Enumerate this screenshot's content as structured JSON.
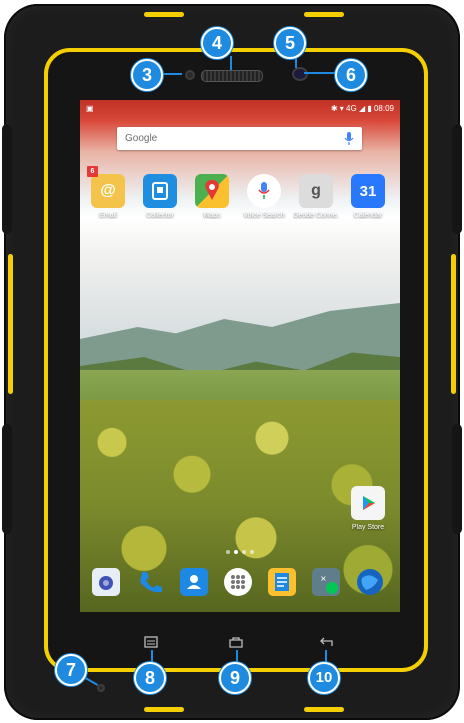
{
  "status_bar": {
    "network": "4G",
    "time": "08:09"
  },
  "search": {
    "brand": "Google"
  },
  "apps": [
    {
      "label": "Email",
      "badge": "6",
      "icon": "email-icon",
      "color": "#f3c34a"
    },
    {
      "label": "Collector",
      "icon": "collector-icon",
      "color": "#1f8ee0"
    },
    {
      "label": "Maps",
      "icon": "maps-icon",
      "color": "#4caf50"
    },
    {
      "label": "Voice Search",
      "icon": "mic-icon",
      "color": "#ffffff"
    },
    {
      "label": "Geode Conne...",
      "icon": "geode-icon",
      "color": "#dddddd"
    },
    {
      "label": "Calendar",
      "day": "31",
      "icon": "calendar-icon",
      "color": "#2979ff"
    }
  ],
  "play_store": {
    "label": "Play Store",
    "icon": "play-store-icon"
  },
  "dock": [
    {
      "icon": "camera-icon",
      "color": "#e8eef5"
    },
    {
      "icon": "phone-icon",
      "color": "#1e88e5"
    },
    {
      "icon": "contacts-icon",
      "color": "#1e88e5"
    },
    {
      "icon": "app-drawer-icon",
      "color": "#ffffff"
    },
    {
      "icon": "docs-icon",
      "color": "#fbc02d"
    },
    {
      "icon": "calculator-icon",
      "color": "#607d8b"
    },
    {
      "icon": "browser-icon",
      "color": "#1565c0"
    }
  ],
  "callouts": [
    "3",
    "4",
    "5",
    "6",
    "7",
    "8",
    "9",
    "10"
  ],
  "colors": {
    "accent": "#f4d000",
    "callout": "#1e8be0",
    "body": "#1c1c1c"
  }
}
══════════════════════════════
● Exercise:
Select and copy every line of the listing with the word "label".

● Result for this task:
      "label": "Email",
      "label": "Collector",
      "label": "Maps",
      "label": "Voice Search",
      "label": "Geode Conne...",
      "label": "Calendar",
    "label": "Play Store",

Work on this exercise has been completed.